--- Reading text ---

It’s that time of year again to make last minute decisions and preparations for the 2019 planting season. Throughout the winter you have been to clinics, seminars, and blasted with ads on social media — all with the message to be more efficient and profitable. So now what? Optimally, the lowest cost investment with the highest and quickest return is the most appealing, right? Have you considered updating your mechanical meters to vacuum meters?
Why vacuum meters? Vacuum metering presents several opportunities over mechanical meters. Performance, cost, and simplicity are all areas where vacuum meters excel over mechanical meter options.
Let’s start with performance. Have you ever had an instance where you discovered a hybrid that would excel in a particular field, but steered away due to the seed weight or shape — knowing that your finger meters may not plant that type of seed well? If you or your seed dealer are catering your seed selections to meet the needs of your meter, and not your fields, you are limiting yield opportunities.
Vacuum meters allow a wider array of seed sizes and shapes to be planted than a finger meter. Historically, finger meters accommodate medium round kernels better than large or small flats or rounds. But as hybrids and varieties continue to be developed and become more advanced, medium rounds are not always available, or the prime varieties your fields need may not be available in that seed size.
With vacuum meters, you can easily switch from small rounds to large flats by making an easy and simple adjustment to the meter’s singulator — unlike a finger meter that has no adjustability. Finger pickup meters also have a limited optimum speed where they perform best, whereas vacuum meters are more flexible to allow planting at varying speeds without impacting meter performance.
Another aspect to consider when comparing vacuum meters to mechanical meters is Coefficient Of Variation (COV), which is the statistical value of how well a meter is releasing seed and the variation of seed spacing that results. This means it is possible to have perfect singulation (no skips or doubles), but a perfect "picket fence stand" will not result if seed is not releasing uniformly. While there are several factors that affect seed spacing during planting, the greatest influencer is the accuracy of the meter. If you can improve singulation and COV at the meter, you are setting yourself up for greater success.

--- Action item ---
Condense the paragraph of the planter meter text that begins "With vacuum meters, you can easily switch" into a short bulleted list that keeps its main facts.

--- Dataset ---
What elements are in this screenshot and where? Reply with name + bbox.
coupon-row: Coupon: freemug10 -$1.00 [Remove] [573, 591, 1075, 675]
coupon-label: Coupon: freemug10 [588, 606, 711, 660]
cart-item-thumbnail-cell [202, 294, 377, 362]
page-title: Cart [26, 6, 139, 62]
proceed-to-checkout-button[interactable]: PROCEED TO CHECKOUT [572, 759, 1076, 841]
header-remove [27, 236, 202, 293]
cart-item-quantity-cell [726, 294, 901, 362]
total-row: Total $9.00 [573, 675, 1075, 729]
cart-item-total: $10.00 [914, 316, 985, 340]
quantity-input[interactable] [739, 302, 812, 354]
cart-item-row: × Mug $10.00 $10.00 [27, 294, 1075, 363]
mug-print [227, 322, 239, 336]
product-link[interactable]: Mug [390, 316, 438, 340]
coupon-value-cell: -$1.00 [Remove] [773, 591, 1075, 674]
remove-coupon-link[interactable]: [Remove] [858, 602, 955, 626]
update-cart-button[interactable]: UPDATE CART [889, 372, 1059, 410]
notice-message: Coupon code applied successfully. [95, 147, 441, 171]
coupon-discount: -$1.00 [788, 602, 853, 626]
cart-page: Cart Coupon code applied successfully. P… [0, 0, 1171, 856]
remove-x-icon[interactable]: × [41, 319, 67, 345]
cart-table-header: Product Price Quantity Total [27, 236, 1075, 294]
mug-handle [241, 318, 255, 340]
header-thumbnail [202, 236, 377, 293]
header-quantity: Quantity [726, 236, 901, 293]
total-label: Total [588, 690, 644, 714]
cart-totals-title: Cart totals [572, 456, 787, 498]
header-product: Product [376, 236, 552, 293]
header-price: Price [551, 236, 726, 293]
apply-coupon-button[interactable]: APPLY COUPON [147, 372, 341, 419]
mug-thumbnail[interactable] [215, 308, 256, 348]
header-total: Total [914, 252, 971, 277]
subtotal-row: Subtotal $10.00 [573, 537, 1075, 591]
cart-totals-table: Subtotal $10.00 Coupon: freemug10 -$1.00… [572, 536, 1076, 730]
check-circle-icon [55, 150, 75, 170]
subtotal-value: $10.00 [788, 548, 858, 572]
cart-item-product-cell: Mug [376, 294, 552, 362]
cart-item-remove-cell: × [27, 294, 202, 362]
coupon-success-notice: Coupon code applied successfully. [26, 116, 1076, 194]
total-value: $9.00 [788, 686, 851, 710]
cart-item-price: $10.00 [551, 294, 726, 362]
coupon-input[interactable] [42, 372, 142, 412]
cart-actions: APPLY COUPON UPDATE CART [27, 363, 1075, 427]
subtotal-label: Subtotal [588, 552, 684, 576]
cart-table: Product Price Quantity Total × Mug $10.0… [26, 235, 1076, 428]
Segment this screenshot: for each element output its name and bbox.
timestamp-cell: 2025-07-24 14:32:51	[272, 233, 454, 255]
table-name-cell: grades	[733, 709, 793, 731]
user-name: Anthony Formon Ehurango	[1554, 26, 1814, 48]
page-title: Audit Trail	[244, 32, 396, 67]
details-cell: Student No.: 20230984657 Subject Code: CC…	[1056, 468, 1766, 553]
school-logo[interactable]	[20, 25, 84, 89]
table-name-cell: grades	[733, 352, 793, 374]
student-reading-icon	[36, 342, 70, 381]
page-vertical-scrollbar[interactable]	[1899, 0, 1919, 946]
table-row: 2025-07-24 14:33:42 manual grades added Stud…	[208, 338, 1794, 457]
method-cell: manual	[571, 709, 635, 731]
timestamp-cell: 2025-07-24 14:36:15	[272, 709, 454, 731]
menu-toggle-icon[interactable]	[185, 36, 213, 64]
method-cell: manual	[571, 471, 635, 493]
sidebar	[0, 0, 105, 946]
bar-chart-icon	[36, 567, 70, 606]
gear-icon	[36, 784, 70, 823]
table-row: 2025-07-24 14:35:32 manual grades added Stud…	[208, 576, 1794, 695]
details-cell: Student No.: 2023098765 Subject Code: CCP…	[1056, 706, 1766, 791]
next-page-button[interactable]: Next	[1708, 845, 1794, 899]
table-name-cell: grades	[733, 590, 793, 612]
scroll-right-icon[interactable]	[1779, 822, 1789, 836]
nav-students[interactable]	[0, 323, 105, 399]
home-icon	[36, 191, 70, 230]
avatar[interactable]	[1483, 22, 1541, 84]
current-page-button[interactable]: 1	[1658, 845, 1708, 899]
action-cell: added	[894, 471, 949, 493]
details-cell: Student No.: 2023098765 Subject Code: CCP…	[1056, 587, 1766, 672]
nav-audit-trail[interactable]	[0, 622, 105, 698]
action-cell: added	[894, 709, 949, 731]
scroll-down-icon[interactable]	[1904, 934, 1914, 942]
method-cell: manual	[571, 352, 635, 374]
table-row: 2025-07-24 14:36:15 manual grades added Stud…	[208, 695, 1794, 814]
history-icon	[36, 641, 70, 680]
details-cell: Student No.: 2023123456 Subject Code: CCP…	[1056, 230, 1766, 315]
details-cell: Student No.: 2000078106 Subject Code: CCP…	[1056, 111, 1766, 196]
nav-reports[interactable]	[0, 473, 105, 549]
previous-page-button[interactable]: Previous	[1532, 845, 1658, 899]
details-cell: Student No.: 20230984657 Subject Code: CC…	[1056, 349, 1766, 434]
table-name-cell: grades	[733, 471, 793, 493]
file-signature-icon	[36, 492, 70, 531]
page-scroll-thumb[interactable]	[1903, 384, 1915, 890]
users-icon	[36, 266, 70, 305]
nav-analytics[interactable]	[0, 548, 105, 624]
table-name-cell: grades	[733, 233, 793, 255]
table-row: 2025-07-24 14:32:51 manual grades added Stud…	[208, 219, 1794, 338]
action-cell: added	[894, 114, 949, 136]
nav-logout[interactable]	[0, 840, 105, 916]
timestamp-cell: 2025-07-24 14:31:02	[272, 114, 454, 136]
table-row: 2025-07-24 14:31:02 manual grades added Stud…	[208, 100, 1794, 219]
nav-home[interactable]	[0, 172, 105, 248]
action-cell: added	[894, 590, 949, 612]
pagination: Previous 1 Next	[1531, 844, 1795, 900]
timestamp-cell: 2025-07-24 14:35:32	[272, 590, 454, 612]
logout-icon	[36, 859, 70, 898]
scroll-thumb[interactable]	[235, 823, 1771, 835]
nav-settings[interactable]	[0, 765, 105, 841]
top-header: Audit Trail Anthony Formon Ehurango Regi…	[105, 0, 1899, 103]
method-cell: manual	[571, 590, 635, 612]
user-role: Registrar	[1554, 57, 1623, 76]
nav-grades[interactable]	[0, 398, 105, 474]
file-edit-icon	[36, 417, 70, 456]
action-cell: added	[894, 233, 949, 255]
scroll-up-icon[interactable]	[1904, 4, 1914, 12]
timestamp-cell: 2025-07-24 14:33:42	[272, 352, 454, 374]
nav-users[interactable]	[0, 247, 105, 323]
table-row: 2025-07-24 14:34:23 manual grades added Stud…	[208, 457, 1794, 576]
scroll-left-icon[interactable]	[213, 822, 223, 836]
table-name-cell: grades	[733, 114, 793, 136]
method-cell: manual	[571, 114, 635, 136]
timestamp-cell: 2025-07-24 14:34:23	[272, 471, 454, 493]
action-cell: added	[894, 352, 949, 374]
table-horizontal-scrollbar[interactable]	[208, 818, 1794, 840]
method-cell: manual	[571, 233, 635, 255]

--- Exercise response ---
- A simple adjustment to the singulator lets a vacuum meter switch from small rounds to large flats.
- Finger meters cannot be adjusted this way.
- Finger pickup meters work best only within a limited optimum speed.
- Vacuum meters can plant at varying speeds without loss of meter performance.